_Problem details_:
Leave the pictures out. Return all other data exactly.

** BEGIN Records for this task **

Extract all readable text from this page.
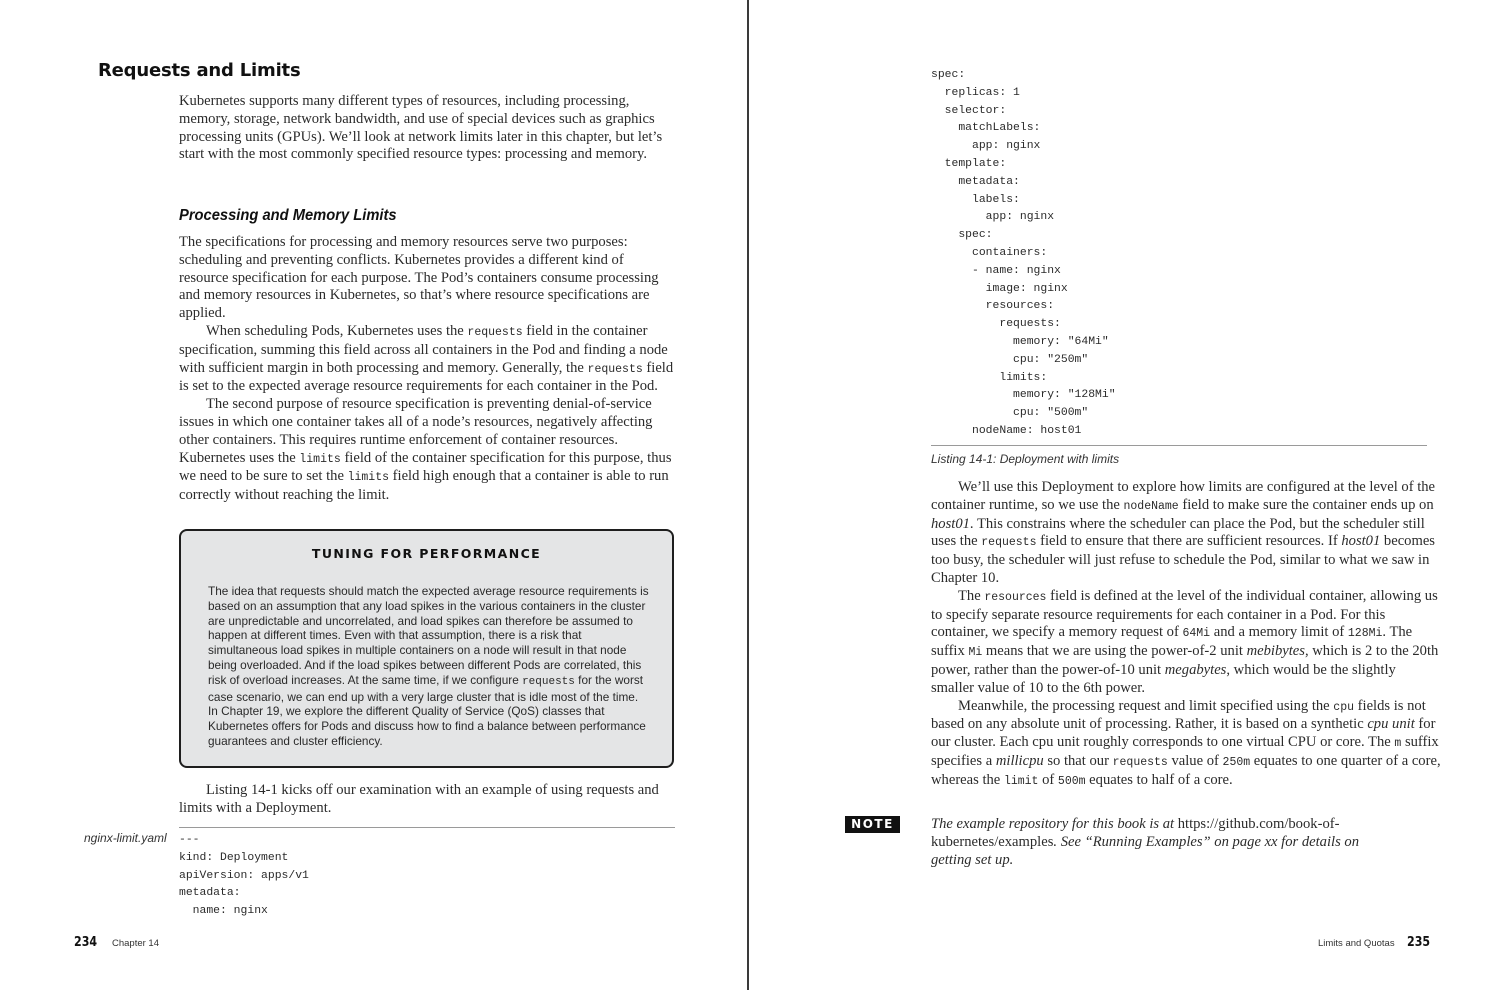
Requests and Limits

Kubernetes supports many different types of resources, including processing, memory, storage, network bandwidth, and use of special devices such as graphics processing units (GPUs). We’ll look at network limits later in this chapter, but let’s start with the most commonly specified resource types: processing and memory.

Processing and Memory Limits

The specifications for processing and memory resources serve two purposes: scheduling and preventing conflicts. Kubernetes provides a different kind of resource specification for each purpose. The Pod’s containers consume processing and memory resources in Kubernetes, so that’s where resource specifications are applied.

When scheduling Pods, Kubernetes uses the requests field in the container specification, summing this field across all containers in the Pod and finding a node with sufficient margin in both processing and memory. Generally, the requests field is set to the expected average resource requirements for each container in the Pod.

The second purpose of resource specification is preventing denial-of-service issues in which one container takes all of a node’s resources, negatively affecting other containers. This requires runtime enforcement of container resources. Kubernetes uses the limits field of the container specification for this purpose, thus we need to be sure to set the limits field high enough that a container is able to run correctly without reaching the limit.

TUNING FOR PERFORMANCE

The idea that requests should match the expected average resource requirements is based on an assumption that any load spikes in the various containers in the cluster are unpredictable and uncorrelated, and load spikes can therefore be assumed to happen at different times. Even with that assumption, there is a risk that simultaneous load spikes in multiple containers on a node will result in that node being overloaded. And if the load spikes between different Pods are correlated, this risk of overload increases. At the same time, if we configure requests for the worst case scenario, we can end up with a very large cluster that is idle most of the time. In Chapter 19, we explore the different Quality of Service (QoS) classes that Kubernetes offers for Pods and discuss how to find a balance between performance guarantees and cluster efficiency.

Listing 14-1 kicks off our examination with an example of using requests and limits with a Deployment.

nginx-limit.yaml ---
kind: Deployment
apiVersion: apps/v1
metadata:
name: nginx
234 Chapter 14
spec:
replicas: 1
selector:
matchLabels:
app: nginx
template:
metadata:
labels:
app: nginx
spec:
containers:
- name: nginx
image: nginx
resources:
requests:
memory: "64Mi"
cpu: "250m"
limits:
memory: "128Mi"
cpu: "500m"
nodeName: host01
Listing 14-1: Deployment with limits

We’ll use this Deployment to explore how limits are configured at the level of the container runtime, so we use the nodeName field to make sure the container ends up on host01. This constrains where the scheduler can place the Pod, but the scheduler still uses the requests field to ensure that there are sufficient resources. If host01 becomes too busy, the scheduler will just refuse to schedule the Pod, similar to what we saw in Chapter 10.

The resources field is defined at the level of the individual container, allowing us to specify separate resource requirements for each container in a Pod. For this container, we specify a memory request of 64Mi and a memory limit of 128Mi. The suffix Mi means that we are using the power-of-2 unit mebibytes, which is 2 to the 20th power, rather than the power-of-10 unit megabytes, which would be the slightly smaller value of 10 to the 6th power.

Meanwhile, the processing request and limit specified using the cpu fields is not based on any absolute unit of processing. Rather, it is based on a synthetic cpu unit for our cluster. Each cpu unit roughly corresponds to one virtual CPU or core. The m suffix specifies a millicpu so that our requests value of 250m equates to one quarter of a core, whereas the limit of 500m equates to half of a core.

NOTE	The example repository for this book is at https://github.com/book-of-kubernetes/examples. See “Running Examples” on page xx for details on getting set up.

Limits and Quotas 235
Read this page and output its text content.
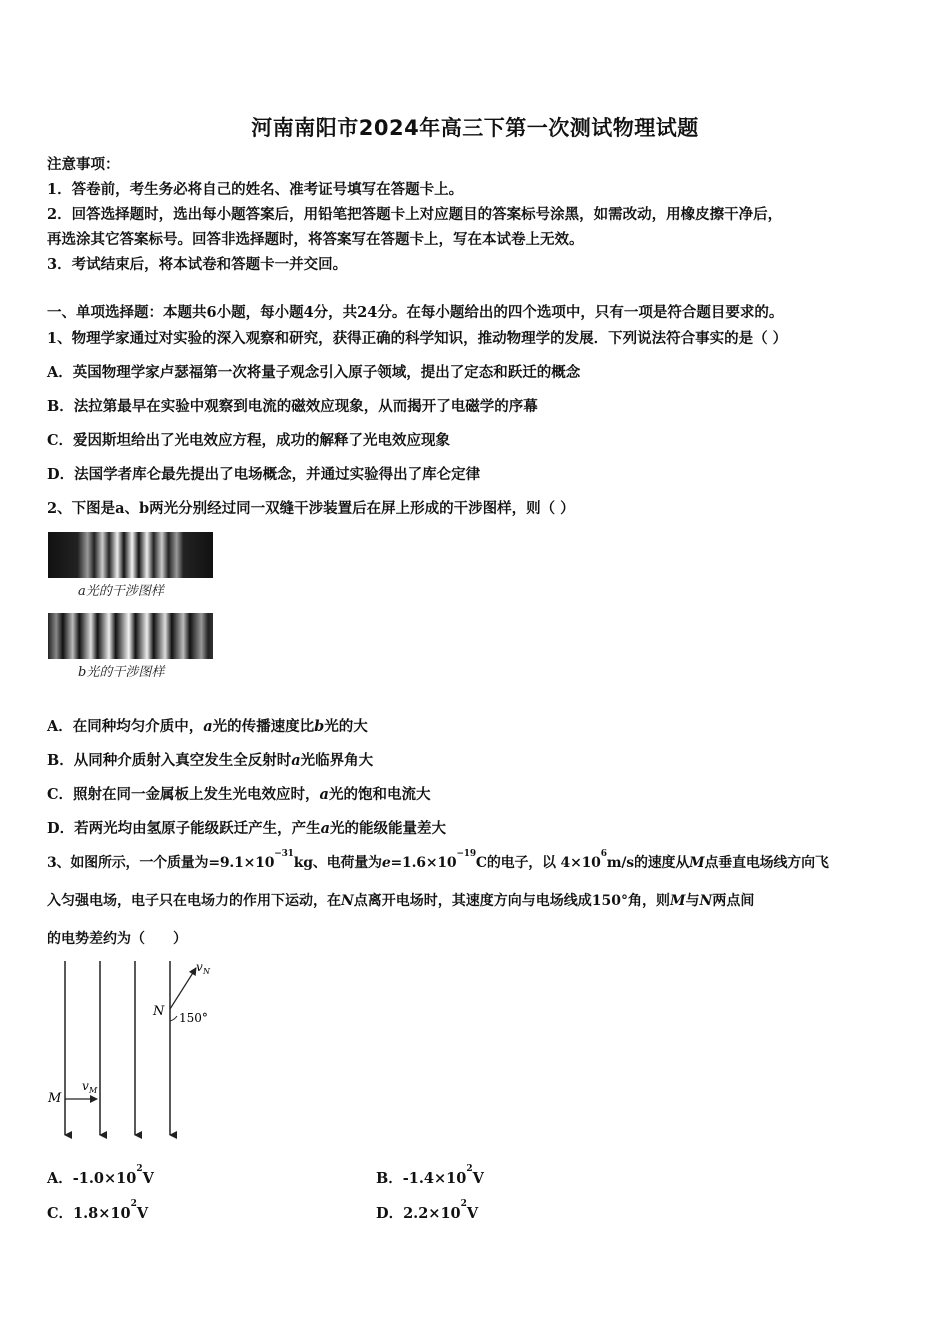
河南南阳市2024年高三下第一次测试物理试题
注意事项：
1．答卷前，考生务必将自己的姓名、准考证号填写在答题卡上。
2．回答选择题时，选出每小题答案后，用铅笔把答题卡上对应题目的答案标号涂黑，如需改动，用橡皮擦干净后，
再选涂其它答案标号。回答非选择题时，将答案写在答题卡上，写在本试卷上无效。
3．考试结束后，将本试卷和答题卡一并交回。
一、单项选择题：本题共6小题，每小题4分，共24分。在每小题给出的四个选项中，只有一项是符合题目要求的。
1、物理学家通过对实验的深入观察和研究，获得正确的科学知识，推动物理学的发展．下列说法符合事实的是（ ）
A．英国物理学家卢瑟福第一次将量子观念引入原子领域，提出了定态和跃迁的概念
B．法拉第最早在实验中观察到电流的磁效应现象，从而揭开了电磁学的序幕
C．爱因斯坦给出了光电效应方程，成功的解释了光电效应现象
D．法国学者库仑最先提出了电场概念，并通过实验得出了库仑定律
2、下图是a、b两光分别经过同一双缝干涉装置后在屏上形成的干涉图样，则（ ）
a光的干涉图样
b光的干涉图样
A．在同种均匀介质中，a光的传播速度比b光的大
B．从同种介质射入真空发生全反射时a光临界角大
C．照射在同一金属板上发生光电效应时，a光的饱和电流大
D．若两光均由氢原子能级跃迁产生，产生a光的能级能量差大
3、如图所示，一个质量为$=9.1\times 10^{-31}kg$、电荷量为$e=1.6\times 10^{-19}C$的电子，以 $4\times 10^6m/s$的速度从M点垂直电场线方向飞
入匀强电场，电子只在电场力的作用下运动，在N点离开电场时，其速度方向与电场线成150°角，则M与N两点间
的电势差约为（　　）
M
v M
N
v N
150°
A．$-1.0\times 10^2V$	B．$-1.4\times 10^2V$
C．$1.8\times 10^2V$	D．$2.2\times 10^2V$
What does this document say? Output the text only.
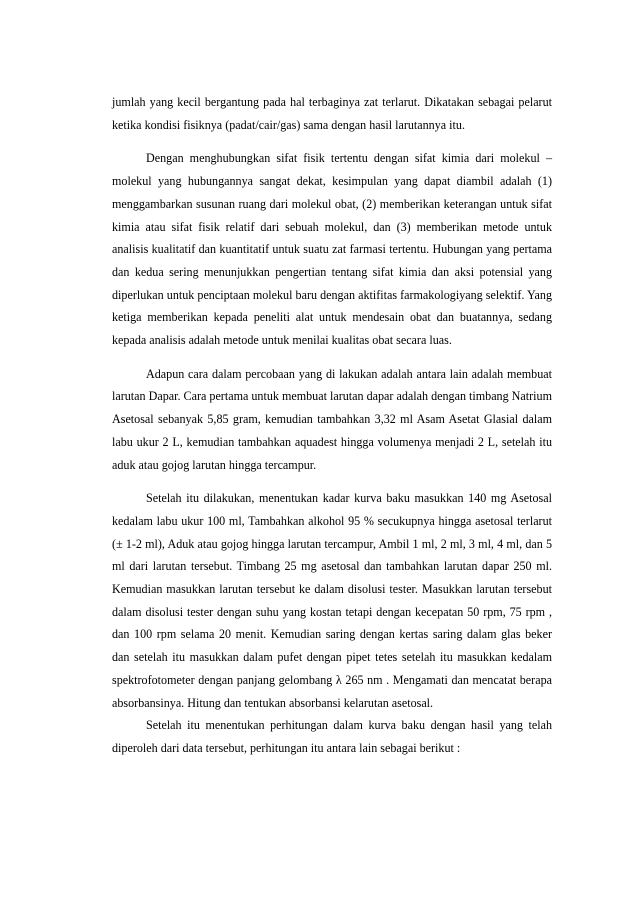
jumlah yang kecil bergantung pada hal terbaginya zat terlarut. Dikatakan sebagai pelarut ketika kondisi fisiknya (padat/cair/gas) sama dengan hasil larutannya itu.

Dengan menghubungkan sifat fisik tertentu dengan sifat kimia dari molekul – molekul yang hubungannya sangat dekat, kesimpulan yang dapat diambil adalah (1) menggambarkan susunan ruang dari molekul obat, (2) memberikan keterangan untuk sifat kimia atau sifat fisik relatif dari sebuah molekul, dan (3) memberikan metode untuk analisis kualitatif dan kuantitatif untuk suatu zat farmasi tertentu. Hubungan yang pertama dan kedua sering menunjukkan pengertian tentang sifat kimia dan aksi potensial yang diperlukan untuk penciptaan molekul baru dengan aktifitas farmakologiyang selektif. Yang ketiga memberikan kepada peneliti alat untuk mendesain obat dan buatannya, sedang kepada analisis adalah metode untuk menilai kualitas obat secara luas.

Adapun cara dalam percobaan yang di lakukan adalah antara lain adalah membuat larutan Dapar. Cara pertama untuk membuat larutan dapar adalah dengan timbang Natrium Asetosal sebanyak 5,85 gram, kemudian tambahkan 3,32 ml Asam Asetat Glasial dalam labu ukur 2 L, kemudian tambahkan aquadest hingga volumenya menjadi 2 L, setelah itu aduk atau gojog larutan hingga tercampur.

Setelah itu dilakukan, menentukan kadar kurva baku masukkan 140 mg Asetosal kedalam labu ukur 100 ml, Tambahkan alkohol 95 % secukupnya hingga asetosal terlarut (± 1-2 ml), Aduk atau gojog hingga larutan tercampur, Ambil 1 ml, 2 ml, 3 ml, 4 ml, dan 5 ml dari larutan tersebut. Timbang 25 mg asetosal dan tambahkan larutan dapar 250 ml. Kemudian masukkan larutan tersebut ke dalam disolusi tester. Masukkan larutan tersebut dalam disolusi tester dengan suhu yang kostan tetapi dengan kecepatan 50 rpm, 75 rpm , dan 100 rpm selama 20 menit. Kemudian saring dengan kertas saring dalam glas beker dan setelah itu masukkan dalam pufet dengan pipet tetes setelah itu masukkan kedalam spektrofotometer dengan panjang gelombang λ 265 nm . Mengamati dan mencatat berapa absorbansinya. Hitung dan tentukan absorbansi kelarutan asetosal.

Setelah itu menentukan perhitungan dalam kurva baku dengan hasil yang telah diperoleh dari data tersebut, perhitungan itu antara lain sebagai berikut :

** END Records for this task **

_Worked solution_:
Extract all readable text from this page.
Requests and Limits

Kubernetes supports many different types of resources, including processing, memory, storage, network bandwidth, and use of special devices such as graphics processing units (GPUs). We’ll look at network limits later in this chapter, but let’s start with the most commonly specified resource types: processing and memory.

Processing and Memory Limits

The specifications for processing and memory resources serve two purposes: scheduling and preventing conflicts. Kubernetes provides a different kind of resource specification for each purpose. The Pod’s containers consume processing and memory resources in Kubernetes, so that’s where resource specifications are applied.

When scheduling Pods, Kubernetes uses the requests field in the container specification, summing this field across all containers in the Pod and finding a node with sufficient margin in both processing and memory. Generally, the requests field is set to the expected average resource requirements for each container in the Pod.

The second purpose of resource specification is preventing denial-of-service issues in which one container takes all of a node’s resources, negatively affecting other containers. This requires runtime enforcement of container resources. Kubernetes uses the limits field of the container specification for this purpose, thus we need to be sure to set the limits field high enough that a container is able to run correctly without reaching the limit.

TUNING FOR PERFORMANCE

The idea that requests should match the expected average resource requirements is based on an assumption that any load spikes in the various containers in the cluster are unpredictable and uncorrelated, and load spikes can therefore be assumed to happen at different times. Even with that assumption, there is a risk that simultaneous load spikes in multiple containers on a node will result in that node being overloaded. And if the load spikes between different Pods are correlated, this risk of overload increases. At the same time, if we configure requests for the worst case scenario, we can end up with a very large cluster that is idle most of the time. In Chapter 19, we explore the different Quality of Service (QoS) classes that Kubernetes offers for Pods and discuss how to find a balance between performance guarantees and cluster efficiency.

Listing 14-1 kicks off our examination with an example of using requests and limits with a Deployment.

nginx-limit.yaml ---
kind: Deployment
apiVersion: apps/v1
metadata:
name: nginx
234 Chapter 14
spec:
replicas: 1
selector:
matchLabels:
app: nginx
template:
metadata:
labels:
app: nginx
spec:
containers:
- name: nginx
image: nginx
resources:
requests:
memory: "64Mi"
cpu: "250m"
limits:
memory: "128Mi"
cpu: "500m"
nodeName: host01
Listing 14-1: Deployment with limits

We’ll use this Deployment to explore how limits are configured at the level of the container runtime, so we use the nodeName field to make sure the container ends up on host01. This constrains where the scheduler can place the Pod, but the scheduler still uses the requests field to ensure that there are sufficient resources. If host01 becomes too busy, the scheduler will just refuse to schedule the Pod, similar to what we saw in Chapter 10.

The resources field is defined at the level of the individual container, allowing us to specify separate resource requirements for each container in a Pod. For this container, we specify a memory request of 64Mi and a memory limit of 128Mi. The suffix Mi means that we are using the power-of-2 unit mebibytes, which is 2 to the 20th power, rather than the power-of-10 unit megabytes, which would be the slightly smaller value of 10 to the 6th power.

Meanwhile, the processing request and limit specified using the cpu fields is not based on any absolute unit of processing. Rather, it is based on a synthetic cpu unit for our cluster. Each cpu unit roughly corresponds to one virtual CPU or core. The m suffix specifies a millicpu so that our requests value of 250m equates to one quarter of a core, whereas the limit of 500m equates to half of a core.

NOTE	The example repository for this book is at https://github.com/book-of-kubernetes/examples. See “Running Examples” on page xx for details on getting set up.

Limits and Quotas 235
Read this page and output its text content.
河南南阳市2024年高三下第一次测试物理试题
注意事项：
1．答卷前，考生务必将自己的姓名、准考证号填写在答题卡上。
2．回答选择题时，选出每小题答案后，用铅笔把答题卡上对应题目的答案标号涂黑，如需改动，用橡皮擦干净后，
再选涂其它答案标号。回答非选择题时，将答案写在答题卡上，写在本试卷上无效。
3．考试结束后，将本试卷和答题卡一并交回。
一、单项选择题：本题共6小题，每小题4分，共24分。在每小题给出的四个选项中，只有一项是符合题目要求的。
1、物理学家通过对实验的深入观察和研究，获得正确的科学知识，推动物理学的发展．下列说法符合事实的是（ ）
A．英国物理学家卢瑟福第一次将量子观念引入原子领域，提出了定态和跃迁的概念
B．法拉第最早在实验中观察到电流的磁效应现象，从而揭开了电磁学的序幕
C．爱因斯坦给出了光电效应方程，成功的解释了光电效应现象
D．法国学者库仑最先提出了电场概念，并通过实验得出了库仑定律
2、下图是a、b两光分别经过同一双缝干涉装置后在屏上形成的干涉图样，则（ ）
a光的干涉图样
b光的干涉图样
A．在同种均匀介质中，a光的传播速度比b光的大
B．从同种介质射入真空发生全反射时a光临界角大
C．照射在同一金属板上发生光电效应时，a光的饱和电流大
D．若两光均由氢原子能级跃迁产生，产生a光的能级能量差大
3、如图所示，一个质量为$=9.1\times 10^{-31}kg$、电荷量为$e=1.6\times 10^{-19}C$的电子，以 $4\times 10^6m/s$的速度从M点垂直电场线方向飞
入匀强电场，电子只在电场力的作用下运动，在N点离开电场时，其速度方向与电场线成150°角，则M与N两点间
的电势差约为（　　）
M
v M
N
v N
150°
A．$-1.0\times 10^2V$	B．$-1.4\times 10^2V$
C．$1.8\times 10^2V$	D．$2.2\times 10^2V$
What does this document say? Output the text only.
jumlah yang kecil bergantung pada hal terbaginya zat terlarut. Dikatakan sebagai pelarut ketika kondisi fisiknya (padat/cair/gas) sama dengan hasil larutannya itu.

Dengan menghubungkan sifat fisik tertentu dengan sifat kimia dari molekul – molekul yang hubungannya sangat dekat, kesimpulan yang dapat diambil adalah (1) menggambarkan susunan ruang dari molekul obat, (2) memberikan keterangan untuk sifat kimia atau sifat fisik relatif dari sebuah molekul, dan (3) memberikan metode untuk analisis kualitatif dan kuantitatif untuk suatu zat farmasi tertentu. Hubungan yang pertama dan kedua sering menunjukkan pengertian tentang sifat kimia dan aksi potensial yang diperlukan untuk penciptaan molekul baru dengan aktifitas farmakologiyang selektif. Yang ketiga memberikan kepada peneliti alat untuk mendesain obat dan buatannya, sedang kepada analisis adalah metode untuk menilai kualitas obat secara luas.

Adapun cara dalam percobaan yang di lakukan adalah antara lain adalah membuat larutan Dapar. Cara pertama untuk membuat larutan dapar adalah dengan timbang Natrium Asetosal sebanyak 5,85 gram, kemudian tambahkan 3,32 ml Asam Asetat Glasial dalam labu ukur 2 L, kemudian tambahkan aquadest hingga volumenya menjadi 2 L, setelah itu aduk atau gojog larutan hingga tercampur.

Setelah itu dilakukan, menentukan kadar kurva baku masukkan 140 mg Asetosal kedalam labu ukur 100 ml, Tambahkan alkohol 95 % secukupnya hingga asetosal terlarut (± 1-2 ml), Aduk atau gojog hingga larutan tercampur, Ambil 1 ml, 2 ml, 3 ml, 4 ml, dan 5 ml dari larutan tersebut. Timbang 25 mg asetosal dan tambahkan larutan dapar 250 ml. Kemudian masukkan larutan tersebut ke dalam disolusi tester. Masukkan larutan tersebut dalam disolusi tester dengan suhu yang kostan tetapi dengan kecepatan 50 rpm, 75 rpm , dan 100 rpm selama 20 menit. Kemudian saring dengan kertas saring dalam glas beker dan setelah itu masukkan dalam pufet dengan pipet tetes setelah itu masukkan kedalam spektrofotometer dengan panjang gelombang λ 265 nm . Mengamati dan mencatat berapa absorbansinya. Hitung dan tentukan absorbansi kelarutan asetosal.

Setelah itu menentukan perhitungan dalam kurva baku dengan hasil yang telah diperoleh dari data tersebut, perhitungan itu antara lain sebagai berikut :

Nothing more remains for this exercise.